→ INPUT MATERIAL
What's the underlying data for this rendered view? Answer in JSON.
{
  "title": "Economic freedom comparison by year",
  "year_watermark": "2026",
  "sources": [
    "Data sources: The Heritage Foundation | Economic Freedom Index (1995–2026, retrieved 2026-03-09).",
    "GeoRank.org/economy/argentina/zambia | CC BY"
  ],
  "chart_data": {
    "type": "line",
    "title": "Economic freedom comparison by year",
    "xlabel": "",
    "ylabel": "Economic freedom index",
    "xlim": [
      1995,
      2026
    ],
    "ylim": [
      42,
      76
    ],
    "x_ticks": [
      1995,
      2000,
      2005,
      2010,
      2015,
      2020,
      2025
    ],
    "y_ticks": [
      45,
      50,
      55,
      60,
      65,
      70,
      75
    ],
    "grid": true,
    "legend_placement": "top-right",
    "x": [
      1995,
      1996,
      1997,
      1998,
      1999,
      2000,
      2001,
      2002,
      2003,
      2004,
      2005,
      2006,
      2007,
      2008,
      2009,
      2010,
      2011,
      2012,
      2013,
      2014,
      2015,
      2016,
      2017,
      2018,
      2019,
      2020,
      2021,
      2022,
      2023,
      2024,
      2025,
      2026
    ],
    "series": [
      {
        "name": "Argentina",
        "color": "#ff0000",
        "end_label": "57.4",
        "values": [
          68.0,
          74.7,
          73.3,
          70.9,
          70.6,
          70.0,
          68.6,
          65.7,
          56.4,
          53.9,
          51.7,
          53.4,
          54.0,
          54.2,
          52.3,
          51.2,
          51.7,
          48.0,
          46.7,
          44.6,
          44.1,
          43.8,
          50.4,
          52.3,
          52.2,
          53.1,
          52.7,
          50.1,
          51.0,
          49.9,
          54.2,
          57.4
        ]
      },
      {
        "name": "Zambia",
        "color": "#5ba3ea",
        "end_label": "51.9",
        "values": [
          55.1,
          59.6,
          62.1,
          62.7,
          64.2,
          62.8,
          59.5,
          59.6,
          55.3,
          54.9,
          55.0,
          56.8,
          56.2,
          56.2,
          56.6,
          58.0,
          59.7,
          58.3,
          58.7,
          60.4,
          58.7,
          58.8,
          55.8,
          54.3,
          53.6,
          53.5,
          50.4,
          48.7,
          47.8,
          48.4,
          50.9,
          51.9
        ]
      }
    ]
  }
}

→ TASK TO COMPLETE
Using the data above, copy each line that contains "sources".

→ COMPLETE OUTPUT
  "sources": [
    "Data sources: The Heritage Foundation | Economic Freedom Index (1995–2026, retrieved 2026-03-09).",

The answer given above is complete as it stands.